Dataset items

(begin)

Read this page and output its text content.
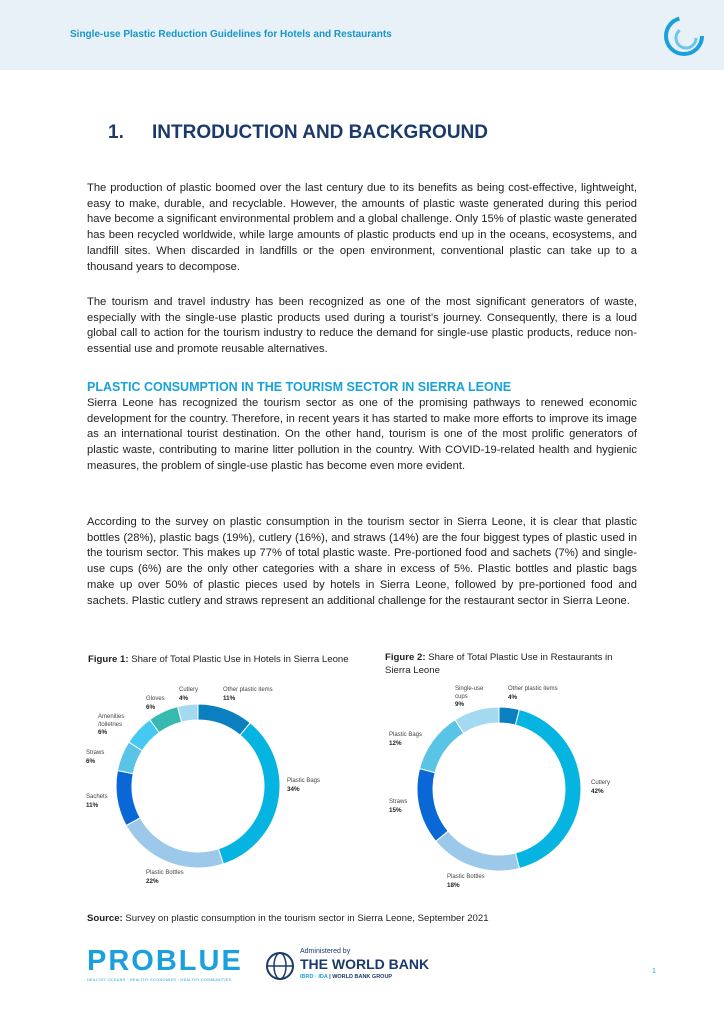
Single-use Plastic Reduction Guidelines for Hotels and Restaurants
1. INTRODUCTION AND BACKGROUND

The production of plastic boomed over the last century due to its benefits as being cost-effective, lightweight, easy to make, durable, and recyclable. However, the amounts of plastic waste generated during this period have become a significant environmental problem and a global challenge. Only 15% of plastic waste generated has been recycled worldwide, while large amounts of plastic products end up in the oceans, ecosystems, and landfill sites. When discarded in landfills or the open environment, conventional plastic can take up to a thousand years to decompose.

The tourism and travel industry has been recognized as one of the most significant generators of waste, especially with the single-use plastic products used during a tourist’s journey. Consequently, there is a loud global call to action for the tourism industry to reduce the demand for single-use plastic products, reduce non-essential use and promote reusable alternatives.

PLASTIC CONSUMPTION IN THE TOURISM SECTOR IN SIERRA LEONE

Sierra Leone has recognized the tourism sector as one of the promising pathways to renewed economic development for the country. Therefore, in recent years it has started to make more efforts to improve its image as an international tourist destination. On the other hand, tourism is one of the most prolific generators of plastic waste, contributing to marine litter pollution in the country. With COVID-19-related health and hygienic measures, the problem of single-use plastic has become even more evident.

According to the survey on plastic consumption in the tourism sector in Sierra Leone, it is clear that plastic bottles (28%), plastic bags (19%), cutlery (16%), and straws (14%) are the four biggest types of plastic used in the tourism sector. This makes up 77% of total plastic waste. Pre-portioned food and sachets (7%) and single-use cups (6%) are the only other categories with a share in excess of 5%. Plastic bottles and plastic bags make up over 50% of plastic pieces used by hotels in Sierra Leone, followed by pre-portioned food and sachets. Plastic cutlery and straws represent an additional challenge for the restaurant sector in Sierra Leone.

Figure 1: Share of Total Plastic Use in Hotels in Sierra Leone	Figure 2: Share of Total Plastic Use in Restaurants in Sierra Leone
Other plastic items
11%
Plastic Bags
34%
Plastic Bottles
22%
Sachets
11%
Straws
6%
Amenities /toiletries
6%
Gloves
6%
Cutlery
4%
Other plastic items
4%
Cutlery
42%
Plastic Bottles
18%
Straws
15%
Plastic Bags
12%
Single-use cups
9%
Source: Survey on plastic consumption in the tourism sector in Sierra Leone, September 2021
PROBLUE
HEALTHY OCEANS · HEALTHY ECONOMIES · HEALTHY COMMUNITIES
Administered by
THE WORLD BANK
IBRD · IDA | WORLD BANK GROUP
1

(end)

## REQUIREMENTS
Exactly reproduce the entries above, minus the pictures.

## THE RESULT
Read this page and output its text content.
Single-use Plastic Reduction Guidelines for Hotels and Restaurants
1. INTRODUCTION AND BACKGROUND

The production of plastic boomed over the last century due to its benefits as being cost-effective, lightweight, easy to make, durable, and recyclable. However, the amounts of plastic waste generated during this period have become a significant environmental problem and a global challenge. Only 15% of plastic waste generated has been recycled worldwide, while large amounts of plastic products end up in the oceans, ecosystems, and landfill sites. When discarded in landfills or the open environment, conventional plastic can take up to a thousand years to decompose.

The tourism and travel industry has been recognized as one of the most significant generators of waste, especially with the single-use plastic products used during a tourist’s journey. Consequently, there is a loud global call to action for the tourism industry to reduce the demand for single-use plastic products, reduce non-essential use and promote reusable alternatives.

PLASTIC CONSUMPTION IN THE TOURISM SECTOR IN SIERRA LEONE

Sierra Leone has recognized the tourism sector as one of the promising pathways to renewed economic development for the country. Therefore, in recent years it has started to make more efforts to improve its image as an international tourist destination. On the other hand, tourism is one of the most prolific generators of plastic waste, contributing to marine litter pollution in the country. With COVID-19-related health and hygienic measures, the problem of single-use plastic has become even more evident.

According to the survey on plastic consumption in the tourism sector in Sierra Leone, it is clear that plastic bottles (28%), plastic bags (19%), cutlery (16%), and straws (14%) are the four biggest types of plastic used in the tourism sector. This makes up 77% of total plastic waste. Pre-portioned food and sachets (7%) and single-use cups (6%) are the only other categories with a share in excess of 5%. Plastic bottles and plastic bags make up over 50% of plastic pieces used by hotels in Sierra Leone, followed by pre-portioned food and sachets. Plastic cutlery and straws represent an additional challenge for the restaurant sector in Sierra Leone.

Figure 1: Share of Total Plastic Use in Hotels in Sierra Leone	Figure 2: Share of Total Plastic Use in Restaurants in Sierra Leone
Other plastic items
11%
Plastic Bags
34%
Plastic Bottles
22%
Sachets
11%
Straws
6%
Amenities /toiletries
6%
Gloves
6%
Cutlery
4%
Other plastic items
4%
Cutlery
42%
Plastic Bottles
18%
Straws
15%
Plastic Bags
12%
Single-use cups
9%
Source: Survey on plastic consumption in the tourism sector in Sierra Leone, September 2021
PROBLUE
HEALTHY OCEANS · HEALTHY ECONOMIES · HEALTHY COMMUNITIES
Administered by
THE WORLD BANK
IBRD · IDA | WORLD BANK GROUP
1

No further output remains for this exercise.